━━ Material provided

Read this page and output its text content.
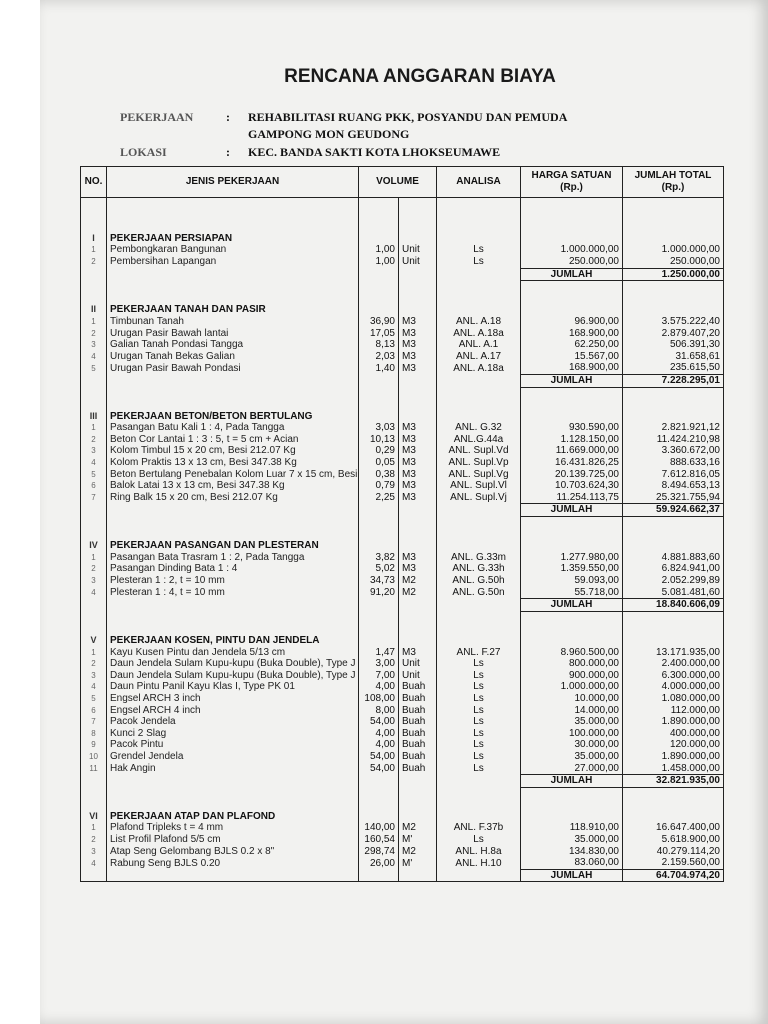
RENCANA ANGGARAN BIAYA
PEKERJAAN	: REHABILITASI RUANG PKK, POSYANDU DAN PEMUDA
GAMPONG MON GEUDONG
LOKASI	: KEC. BANDA SAKTI KOTA LHOKSEUMAWE
NO.	JENIS PEKERJAAN	VOLUME		ANALISA	HARGA SATUAN
(Rp.)	JUMLAH TOTAL
(Rp.)

I	PEKERJAAN PERSIAPAN					
1	Pembongkaran Bangunan	1,00	Unit	Ls	1.000.000,00	1.000.000,00
2	Pembersihan Lapangan	1,00	Unit	Ls	250.000,00	250.000,00
					JUMLAH	1.250.000,00

II	PEKERJAAN TANAH DAN PASIR					
1	Timbunan Tanah	36,90	M3	ANL. A.18	96.900,00	3.575.222,40
2	Urugan Pasir Bawah lantai	17,05	M3	ANL. A.18a	168.900,00	2.879.407,20
3	Galian Tanah Pondasi Tangga	8,13	M3	ANL. A.1	62.250,00	506.391,30
4	Urugan Tanah Bekas Galian	2,03	M3	ANL. A.17	15.567,00	31.658,61
5	Urugan Pasir Bawah Pondasi	1,40	M3	ANL. A.18a	168.900,00	235.615,50
					JUMLAH	7.228.295,01

III	PEKERJAAN BETON/BETON BERTULANG					
1	Pasangan Batu Kali 1 : 4, Pada Tangga	3,03	M3	ANL. G.32	930.590,00	2.821.921,12
2	Beton Cor Lantai 1 : 3 : 5, t = 5 cm + Acian	10,13	M3	ANL.G.44a	1.128.150,00	11.424.210,98
3	Kolom Timbul 15 x 20 cm, Besi 212.07 Kg	0,29	M3	ANL. Supl.Vd	11.669.000,00	3.360.672,00
4	Kolom Praktis 13 x 13 cm, Besi 347.38 Kg	0,05	M3	ANL. Supl.Vp	16.431.826,25	888.633,16
5	Beton Bertulang Penebalan Kolom Luar 7 x 15 cm, Besi	0,38	M3	ANL. Supl.Vg	20.139.725,00	7.612.816,05
6	Balok Latai 13 x 13 cm, Besi 347.38 Kg	0,79	M3	ANL. Supl.Vl	10.703.624,30	8.494.653,13
7	Ring Balk 15 x 20 cm, Besi 212.07 Kg	2,25	M3	ANL. Supl.Vj	11.254.113,75	25.321.755,94
					JUMLAH	59.924.662,37

IV	PEKERJAAN PASANGAN DAN PLESTERAN					
1	Pasangan Bata Trasram 1 : 2, Pada Tangga	3,82	M3	ANL. G.33m	1.277.980,00	4.881.883,60
2	Pasangan Dinding Bata 1 : 4	5,02	M3	ANL. G.33h	1.359.550,00	6.824.941,00
3	Plesteran 1 : 2, t = 10 mm	34,73	M2	ANL. G.50h	59.093,00	2.052.299,89
4	Plesteran 1 : 4, t = 10 mm	91,20	M2	ANL. G.50n	55.718,00	5.081.481,60
					JUMLAH	18.840.606,09

V	PEKERJAAN KOSEN, PINTU DAN JENDELA					
1	Kayu Kusen Pintu dan Jendela 5/13 cm	1,47	M3	ANL. F.27	8.960.500,00	13.171.935,00
2	Daun Jendela Sulam Kupu-kupu (Buka Double), Type J	3,00	Unit	Ls	800.000,00	2.400.000,00
3	Daun Jendela Sulam Kupu-kupu (Buka Double), Type J	7,00	Unit	Ls	900.000,00	6.300.000,00
4	Daun Pintu Panil Kayu Klas I, Type PK 01	4,00	Buah	Ls	1.000.000,00	4.000.000,00
5	Engsel ARCH 3 inch	108,00	Buah	Ls	10.000,00	1.080.000,00
6	Engsel ARCH 4 inch	8,00	Buah	Ls	14.000,00	112.000,00
7	Pacok Jendela	54,00	Buah	Ls	35.000,00	1.890.000,00
8	Kunci 2 Slag	4,00	Buah	Ls	100.000,00	400.000,00
9	Pacok Pintu	4,00	Buah	Ls	30.000,00	120.000,00
10	Grendel Jendela	54,00	Buah	Ls	35.000,00	1.890.000,00
11	Hak Angin	54,00	Buah	Ls	27.000,00	1.458.000,00
					JUMLAH	32.821.935,00

VI	PEKERJAAN ATAP DAN PLAFOND					
1	Plafond Tripleks t = 4 mm	140,00	M2	ANL. F.37b	118.910,00	16.647.400,00
2	List Profil Plafond 5/5 cm	160,54	M'	Ls	35.000,00	5.618.900,00
3	Atap Seng Gelombang BJLS 0.2 x 8"	298,74	M2	ANL. H.8a	134.830,00	40.279.114,20
4	Rabung Seng BJLS 0.20	26,00	M'	ANL. H.10	83.060,00	2.159.560,00
					JUMLAH	64.704.974,20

━━━━

_Goal_: Make an exact copy of the listing above. Do not include the pictures.

_Result of the exercise_:
Read this page and output its text content.
RENCANA ANGGARAN BIAYA
PEKERJAAN	: REHABILITASI RUANG PKK, POSYANDU DAN PEMUDA
GAMPONG MON GEUDONG
LOKASI	: KEC. BANDA SAKTI KOTA LHOKSEUMAWE
NO.	JENIS PEKERJAAN	VOLUME		ANALISA	HARGA SATUAN
(Rp.)	JUMLAH TOTAL
(Rp.)

I	PEKERJAAN PERSIAPAN					
1	Pembongkaran Bangunan	1,00	Unit	Ls	1.000.000,00	1.000.000,00
2	Pembersihan Lapangan	1,00	Unit	Ls	250.000,00	250.000,00
					JUMLAH	1.250.000,00

II	PEKERJAAN TANAH DAN PASIR					
1	Timbunan Tanah	36,90	M3	ANL. A.18	96.900,00	3.575.222,40
2	Urugan Pasir Bawah lantai	17,05	M3	ANL. A.18a	168.900,00	2.879.407,20
3	Galian Tanah Pondasi Tangga	8,13	M3	ANL. A.1	62.250,00	506.391,30
4	Urugan Tanah Bekas Galian	2,03	M3	ANL. A.17	15.567,00	31.658,61
5	Urugan Pasir Bawah Pondasi	1,40	M3	ANL. A.18a	168.900,00	235.615,50
					JUMLAH	7.228.295,01

III	PEKERJAAN BETON/BETON BERTULANG					
1	Pasangan Batu Kali 1 : 4, Pada Tangga	3,03	M3	ANL. G.32	930.590,00	2.821.921,12
2	Beton Cor Lantai 1 : 3 : 5, t = 5 cm + Acian	10,13	M3	ANL.G.44a	1.128.150,00	11.424.210,98
3	Kolom Timbul 15 x 20 cm, Besi 212.07 Kg	0,29	M3	ANL. Supl.Vd	11.669.000,00	3.360.672,00
4	Kolom Praktis 13 x 13 cm, Besi 347.38 Kg	0,05	M3	ANL. Supl.Vp	16.431.826,25	888.633,16
5	Beton Bertulang Penebalan Kolom Luar 7 x 15 cm, Besi	0,38	M3	ANL. Supl.Vg	20.139.725,00	7.612.816,05
6	Balok Latai 13 x 13 cm, Besi 347.38 Kg	0,79	M3	ANL. Supl.Vl	10.703.624,30	8.494.653,13
7	Ring Balk 15 x 20 cm, Besi 212.07 Kg	2,25	M3	ANL. Supl.Vj	11.254.113,75	25.321.755,94
					JUMLAH	59.924.662,37

IV	PEKERJAAN PASANGAN DAN PLESTERAN					
1	Pasangan Bata Trasram 1 : 2, Pada Tangga	3,82	M3	ANL. G.33m	1.277.980,00	4.881.883,60
2	Pasangan Dinding Bata 1 : 4	5,02	M3	ANL. G.33h	1.359.550,00	6.824.941,00
3	Plesteran 1 : 2, t = 10 mm	34,73	M2	ANL. G.50h	59.093,00	2.052.299,89
4	Plesteran 1 : 4, t = 10 mm	91,20	M2	ANL. G.50n	55.718,00	5.081.481,60
					JUMLAH	18.840.606,09

V	PEKERJAAN KOSEN, PINTU DAN JENDELA					
1	Kayu Kusen Pintu dan Jendela 5/13 cm	1,47	M3	ANL. F.27	8.960.500,00	13.171.935,00
2	Daun Jendela Sulam Kupu-kupu (Buka Double), Type J	3,00	Unit	Ls	800.000,00	2.400.000,00
3	Daun Jendela Sulam Kupu-kupu (Buka Double), Type J	7,00	Unit	Ls	900.000,00	6.300.000,00
4	Daun Pintu Panil Kayu Klas I, Type PK 01	4,00	Buah	Ls	1.000.000,00	4.000.000,00
5	Engsel ARCH 3 inch	108,00	Buah	Ls	10.000,00	1.080.000,00
6	Engsel ARCH 4 inch	8,00	Buah	Ls	14.000,00	112.000,00
7	Pacok Jendela	54,00	Buah	Ls	35.000,00	1.890.000,00
8	Kunci 2 Slag	4,00	Buah	Ls	100.000,00	400.000,00
9	Pacok Pintu	4,00	Buah	Ls	30.000,00	120.000,00
10	Grendel Jendela	54,00	Buah	Ls	35.000,00	1.890.000,00
11	Hak Angin	54,00	Buah	Ls	27.000,00	1.458.000,00
					JUMLAH	32.821.935,00

VI	PEKERJAAN ATAP DAN PLAFOND					
1	Plafond Tripleks t = 4 mm	140,00	M2	ANL. F.37b	118.910,00	16.647.400,00
2	List Profil Plafond 5/5 cm	160,54	M'	Ls	35.000,00	5.618.900,00
3	Atap Seng Gelombang BJLS 0.2 x 8"	298,74	M2	ANL. H.8a	134.830,00	40.279.114,20
4	Rabung Seng BJLS 0.20	26,00	M'	ANL. H.10	83.060,00	2.159.560,00
					JUMLAH	64.704.974,20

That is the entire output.